§ **AIM OF THE TASK**
Show all lines from the data that include the word "ولما".

Dataset excerpt:
#####

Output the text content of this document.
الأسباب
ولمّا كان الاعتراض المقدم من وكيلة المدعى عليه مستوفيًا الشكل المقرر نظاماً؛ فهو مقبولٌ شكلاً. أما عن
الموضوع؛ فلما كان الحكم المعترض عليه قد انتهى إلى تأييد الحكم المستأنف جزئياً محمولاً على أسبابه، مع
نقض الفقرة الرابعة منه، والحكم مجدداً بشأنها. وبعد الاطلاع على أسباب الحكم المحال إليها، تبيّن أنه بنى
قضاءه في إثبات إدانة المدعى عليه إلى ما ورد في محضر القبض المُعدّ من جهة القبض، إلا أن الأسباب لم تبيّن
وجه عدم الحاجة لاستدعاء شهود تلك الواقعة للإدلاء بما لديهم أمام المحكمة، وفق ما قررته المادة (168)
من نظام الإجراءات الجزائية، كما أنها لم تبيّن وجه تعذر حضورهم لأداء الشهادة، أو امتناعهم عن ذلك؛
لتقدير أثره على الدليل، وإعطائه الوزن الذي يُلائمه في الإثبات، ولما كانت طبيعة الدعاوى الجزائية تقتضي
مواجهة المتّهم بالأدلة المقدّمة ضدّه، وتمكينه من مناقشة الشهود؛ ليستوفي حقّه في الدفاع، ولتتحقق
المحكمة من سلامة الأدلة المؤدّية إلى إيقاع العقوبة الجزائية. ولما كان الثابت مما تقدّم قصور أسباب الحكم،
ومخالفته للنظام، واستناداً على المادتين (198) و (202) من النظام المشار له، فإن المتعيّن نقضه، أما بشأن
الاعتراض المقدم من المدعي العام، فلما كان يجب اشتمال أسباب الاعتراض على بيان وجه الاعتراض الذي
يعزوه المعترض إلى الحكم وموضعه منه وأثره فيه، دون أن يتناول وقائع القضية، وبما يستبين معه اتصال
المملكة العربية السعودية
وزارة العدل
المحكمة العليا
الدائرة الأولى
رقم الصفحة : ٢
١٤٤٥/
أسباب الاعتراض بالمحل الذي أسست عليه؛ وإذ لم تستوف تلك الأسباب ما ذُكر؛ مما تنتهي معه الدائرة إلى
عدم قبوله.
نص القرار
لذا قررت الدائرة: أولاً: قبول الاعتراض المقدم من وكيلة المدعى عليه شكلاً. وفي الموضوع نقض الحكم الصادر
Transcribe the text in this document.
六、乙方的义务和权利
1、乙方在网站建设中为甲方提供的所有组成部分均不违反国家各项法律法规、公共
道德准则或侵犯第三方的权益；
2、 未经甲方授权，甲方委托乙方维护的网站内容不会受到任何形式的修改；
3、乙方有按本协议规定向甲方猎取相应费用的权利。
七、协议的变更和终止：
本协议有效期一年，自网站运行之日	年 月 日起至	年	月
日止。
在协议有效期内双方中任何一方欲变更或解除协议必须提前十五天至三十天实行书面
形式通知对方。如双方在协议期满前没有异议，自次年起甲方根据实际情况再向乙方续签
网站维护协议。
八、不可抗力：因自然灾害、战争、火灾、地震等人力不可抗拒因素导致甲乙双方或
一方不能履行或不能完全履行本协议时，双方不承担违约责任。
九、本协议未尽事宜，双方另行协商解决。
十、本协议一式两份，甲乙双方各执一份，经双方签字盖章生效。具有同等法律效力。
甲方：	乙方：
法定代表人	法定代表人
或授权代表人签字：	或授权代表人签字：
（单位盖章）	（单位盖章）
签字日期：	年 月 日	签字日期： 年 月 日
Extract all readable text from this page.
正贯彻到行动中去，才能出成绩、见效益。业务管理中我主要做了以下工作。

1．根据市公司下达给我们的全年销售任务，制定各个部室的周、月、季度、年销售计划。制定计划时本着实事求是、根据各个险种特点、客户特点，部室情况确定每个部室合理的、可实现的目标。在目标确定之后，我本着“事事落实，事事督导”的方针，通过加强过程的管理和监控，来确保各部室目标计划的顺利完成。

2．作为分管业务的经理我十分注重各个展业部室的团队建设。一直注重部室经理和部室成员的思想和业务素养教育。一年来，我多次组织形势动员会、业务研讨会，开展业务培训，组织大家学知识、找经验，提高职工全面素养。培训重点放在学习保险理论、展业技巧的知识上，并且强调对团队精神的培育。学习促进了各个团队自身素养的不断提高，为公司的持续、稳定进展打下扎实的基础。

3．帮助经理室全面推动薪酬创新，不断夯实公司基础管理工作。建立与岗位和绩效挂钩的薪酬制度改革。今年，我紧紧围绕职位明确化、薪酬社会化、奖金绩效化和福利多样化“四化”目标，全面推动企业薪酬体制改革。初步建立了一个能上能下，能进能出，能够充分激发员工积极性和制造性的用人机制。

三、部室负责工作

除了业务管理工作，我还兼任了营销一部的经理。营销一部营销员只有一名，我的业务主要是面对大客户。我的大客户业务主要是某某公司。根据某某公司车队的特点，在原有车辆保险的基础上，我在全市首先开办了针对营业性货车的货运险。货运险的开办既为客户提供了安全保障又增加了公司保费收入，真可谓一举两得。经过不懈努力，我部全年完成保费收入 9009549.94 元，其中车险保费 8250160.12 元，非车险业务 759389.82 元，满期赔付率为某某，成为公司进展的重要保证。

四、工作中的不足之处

#####

§ **THE COMPLETED TASK**
لتقدير أثره على الدليل، وإعطائه الوزن الذي يُلائمه في الإثبات، ولما كانت طبيعة الدعاوى الجزائية تقتضي
المحكمة من سلامة الأدلة المؤدّية إلى إيقاع العقوبة الجزائية. ولما كان الثابت مما تقدّم قصور أسباب الحكم،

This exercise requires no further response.